══ MATERIAL ══
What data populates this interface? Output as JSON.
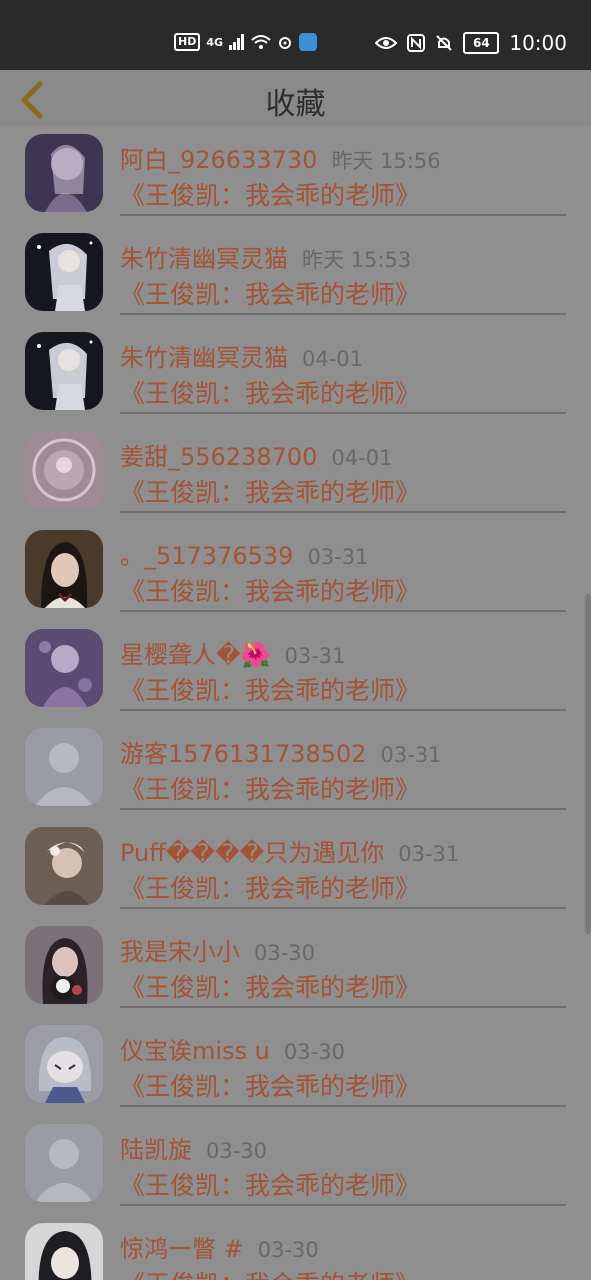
{
  "status_bar": {
    "hd": "HD",
    "network": "4G",
    "battery": "64",
    "time": "10:00"
  },
  "header": {
    "title": "收藏",
    "back_icon": "chevron-left-icon"
  },
  "favorites": [
    {
      "name": "阿白_926633730",
      "time": "昨天 15:56",
      "work": "《王俊凯：我会乖的老师》",
      "avatar": "anime-girl-purple"
    },
    {
      "name": "朱竹清幽冥灵猫",
      "time": "昨天 15:53",
      "work": "《王俊凯：我会乖的老师》",
      "avatar": "anime-white-hair"
    },
    {
      "name": "朱竹清幽冥灵猫",
      "time": "04-01",
      "work": "《王俊凯：我会乖的老师》",
      "avatar": "anime-white-hair"
    },
    {
      "name": "姜甜_556238700",
      "time": "04-01",
      "work": "《王俊凯：我会乖的老师》",
      "avatar": "pink-circle"
    },
    {
      "name": "。_517376539",
      "time": "03-31",
      "work": "《王俊凯：我会乖的老师》",
      "avatar": "girl-photo"
    },
    {
      "name": "星樱聋人�🌺",
      "time": "03-31",
      "work": "《王俊凯：我会乖的老师》",
      "avatar": "anime-purple"
    },
    {
      "name": "游客1576131738502",
      "time": "03-31",
      "work": "《王俊凯：我会乖的老师》",
      "avatar": "default-user"
    },
    {
      "name": "Puff����只为遇见你",
      "time": "03-31",
      "work": "《王俊凯：我会乖的老师》",
      "avatar": "girl-bow"
    },
    {
      "name": "我是宋小小",
      "time": "03-30",
      "work": "《王俊凯：我会乖的老师》",
      "avatar": "girl-plush"
    },
    {
      "name": "仪宝诶miss u",
      "time": "03-30",
      "work": "《王俊凯：我会乖的老师》",
      "avatar": "anime-cute"
    },
    {
      "name": "陆凯旋",
      "time": "03-30",
      "work": "《王俊凯：我会乖的老师》",
      "avatar": "default-user"
    },
    {
      "name": "惊鸿一瞥 #",
      "time": "03-30",
      "work": "《王俊凯：我会乖的老师》",
      "avatar": "anime-dark-hair"
    }
  ]
}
═══
* **SET PROBLEM**: Each line above is to be copied verbatim. Drop any image from the copy.

* **THE SOLUTION**:
What data populates this interface? Output as JSON.
{
  "status_bar": {
    "hd": "HD",
    "network": "4G",
    "battery": "64",
    "time": "10:00"
  },
  "header": {
    "title": "收藏",
    "back_icon": "chevron-left-icon"
  },
  "favorites": [
    {
      "name": "阿白_926633730",
      "time": "昨天 15:56",
      "work": "《王俊凯：我会乖的老师》",
      "avatar": "anime-girl-purple"
    },
    {
      "name": "朱竹清幽冥灵猫",
      "time": "昨天 15:53",
      "work": "《王俊凯：我会乖的老师》",
      "avatar": "anime-white-hair"
    },
    {
      "name": "朱竹清幽冥灵猫",
      "time": "04-01",
      "work": "《王俊凯：我会乖的老师》",
      "avatar": "anime-white-hair"
    },
    {
      "name": "姜甜_556238700",
      "time": "04-01",
      "work": "《王俊凯：我会乖的老师》",
      "avatar": "pink-circle"
    },
    {
      "name": "。_517376539",
      "time": "03-31",
      "work": "《王俊凯：我会乖的老师》",
      "avatar": "girl-photo"
    },
    {
      "name": "星樱聋人�🌺",
      "time": "03-31",
      "work": "《王俊凯：我会乖的老师》",
      "avatar": "anime-purple"
    },
    {
      "name": "游客1576131738502",
      "time": "03-31",
      "work": "《王俊凯：我会乖的老师》",
      "avatar": "default-user"
    },
    {
      "name": "Puff����只为遇见你",
      "time": "03-31",
      "work": "《王俊凯：我会乖的老师》",
      "avatar": "girl-bow"
    },
    {
      "name": "我是宋小小",
      "time": "03-30",
      "work": "《王俊凯：我会乖的老师》",
      "avatar": "girl-plush"
    },
    {
      "name": "仪宝诶miss u",
      "time": "03-30",
      "work": "《王俊凯：我会乖的老师》",
      "avatar": "anime-cute"
    },
    {
      "name": "陆凯旋",
      "time": "03-30",
      "work": "《王俊凯：我会乖的老师》",
      "avatar": "default-user"
    },
    {
      "name": "惊鸿一瞥 #",
      "time": "03-30",
      "work": "《王俊凯：我会乖的老师》",
      "avatar": "anime-dark-hair"
    }
  ]
}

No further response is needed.